:: EXERCISE INPUTS

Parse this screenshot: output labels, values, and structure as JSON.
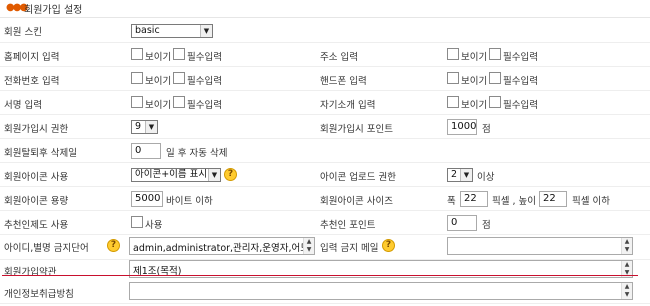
{
  "header": {
    "title": "회원가입 설정"
  },
  "skin": {
    "label": "회원 스킨",
    "value": "basic"
  },
  "checkbox_texts": {
    "show": "보이기",
    "required": "필수입력"
  },
  "homepage": {
    "label": "홈페이지 입력"
  },
  "address": {
    "label": "주소 입력"
  },
  "phone": {
    "label": "전화번호 입력"
  },
  "mobile": {
    "label": "핸드폰 입력"
  },
  "signature": {
    "label": "서명 입력"
  },
  "profile": {
    "label": "자기소개 입력"
  },
  "level": {
    "label": "회원가입시 권한",
    "value": "9"
  },
  "point": {
    "label": "회원가입시 포인트",
    "value": "1000",
    "unit": "점"
  },
  "leave_delete": {
    "label": "회원탈퇴후 삭제일",
    "value": "0",
    "suffix": "일 후 자동 삭제"
  },
  "icon_use": {
    "label": "회원아이콘 사용",
    "value": "아이콘+이름 표시"
  },
  "icon_upload_level": {
    "label": "아이콘 업로드 권한",
    "value": "2",
    "suffix": "이상"
  },
  "icon_size": {
    "label": "회원아이콘 용량",
    "value": "5000",
    "suffix": "바이트 이하"
  },
  "icon_dimensions": {
    "label": "회원아이콘 사이즈",
    "width_label": "폭",
    "width": "22",
    "height_label": "픽셀 , 높이",
    "height": "22",
    "suffix": "픽셀 이하"
  },
  "recommend_use": {
    "label": "추천인제도 사용",
    "checkbox_label": "사용"
  },
  "recommend_point": {
    "label": "추천인 포인트",
    "value": "0",
    "unit": "점"
  },
  "prohibit_id": {
    "label": "아이디,별명 금지단어",
    "value": "admin,administrator,관리자,운영자,어드"
  },
  "prohibit_email": {
    "label": "입력 금지 메일"
  },
  "stipulation": {
    "label": "회원가입약관",
    "value": "제1조(목적)"
  },
  "privacy": {
    "label": "개인정보취급방침"
  },
  "colors": {
    "accent_line": "#c8102e",
    "help_icon": "#ffcb2f",
    "header_dots": "#e05a00"
  }
}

::::

EXERCISE DETAILS: Quote all of the entries word for word, omitting any pictures.

ANSWER IN FULL:
Parse this screenshot: output labels, values, and structure as JSON.
{
  "header": {
    "title": "회원가입 설정"
  },
  "skin": {
    "label": "회원 스킨",
    "value": "basic"
  },
  "checkbox_texts": {
    "show": "보이기",
    "required": "필수입력"
  },
  "homepage": {
    "label": "홈페이지 입력"
  },
  "address": {
    "label": "주소 입력"
  },
  "phone": {
    "label": "전화번호 입력"
  },
  "mobile": {
    "label": "핸드폰 입력"
  },
  "signature": {
    "label": "서명 입력"
  },
  "profile": {
    "label": "자기소개 입력"
  },
  "level": {
    "label": "회원가입시 권한",
    "value": "9"
  },
  "point": {
    "label": "회원가입시 포인트",
    "value": "1000",
    "unit": "점"
  },
  "leave_delete": {
    "label": "회원탈퇴후 삭제일",
    "value": "0",
    "suffix": "일 후 자동 삭제"
  },
  "icon_use": {
    "label": "회원아이콘 사용",
    "value": "아이콘+이름 표시"
  },
  "icon_upload_level": {
    "label": "아이콘 업로드 권한",
    "value": "2",
    "suffix": "이상"
  },
  "icon_size": {
    "label": "회원아이콘 용량",
    "value": "5000",
    "suffix": "바이트 이하"
  },
  "icon_dimensions": {
    "label": "회원아이콘 사이즈",
    "width_label": "폭",
    "width": "22",
    "height_label": "픽셀 , 높이",
    "height": "22",
    "suffix": "픽셀 이하"
  },
  "recommend_use": {
    "label": "추천인제도 사용",
    "checkbox_label": "사용"
  },
  "recommend_point": {
    "label": "추천인 포인트",
    "value": "0",
    "unit": "점"
  },
  "prohibit_id": {
    "label": "아이디,별명 금지단어",
    "value": "admin,administrator,관리자,운영자,어드"
  },
  "prohibit_email": {
    "label": "입력 금지 메일"
  },
  "stipulation": {
    "label": "회원가입약관",
    "value": "제1조(목적)"
  },
  "privacy": {
    "label": "개인정보취급방침"
  },
  "colors": {
    "accent_line": "#c8102e",
    "help_icon": "#ffcb2f",
    "header_dots": "#e05a00"
  }
}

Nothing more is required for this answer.